● Exercise brief
Draw out every line with the word "Projected" from the listing below.

● The input
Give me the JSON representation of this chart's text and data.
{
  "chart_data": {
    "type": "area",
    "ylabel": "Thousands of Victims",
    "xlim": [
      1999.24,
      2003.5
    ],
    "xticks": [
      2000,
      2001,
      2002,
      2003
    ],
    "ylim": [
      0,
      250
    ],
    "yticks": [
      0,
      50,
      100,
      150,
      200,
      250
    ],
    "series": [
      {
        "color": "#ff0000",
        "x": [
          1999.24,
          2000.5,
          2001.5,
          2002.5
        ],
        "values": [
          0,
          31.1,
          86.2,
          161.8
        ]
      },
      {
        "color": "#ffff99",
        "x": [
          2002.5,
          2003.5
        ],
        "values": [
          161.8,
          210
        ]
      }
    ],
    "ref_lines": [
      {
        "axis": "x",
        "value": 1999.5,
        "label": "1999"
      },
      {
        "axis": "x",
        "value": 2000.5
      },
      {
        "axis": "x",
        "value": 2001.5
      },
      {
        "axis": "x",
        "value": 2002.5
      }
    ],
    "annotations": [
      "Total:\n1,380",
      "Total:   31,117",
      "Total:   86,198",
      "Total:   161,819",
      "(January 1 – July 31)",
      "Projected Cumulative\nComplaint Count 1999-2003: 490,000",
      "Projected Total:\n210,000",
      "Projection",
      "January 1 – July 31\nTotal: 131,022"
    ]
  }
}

● Solution
      "Projected Cumulative\nComplaint Count 1999-2003: 490,000",
      "Projected Total:\n210,000",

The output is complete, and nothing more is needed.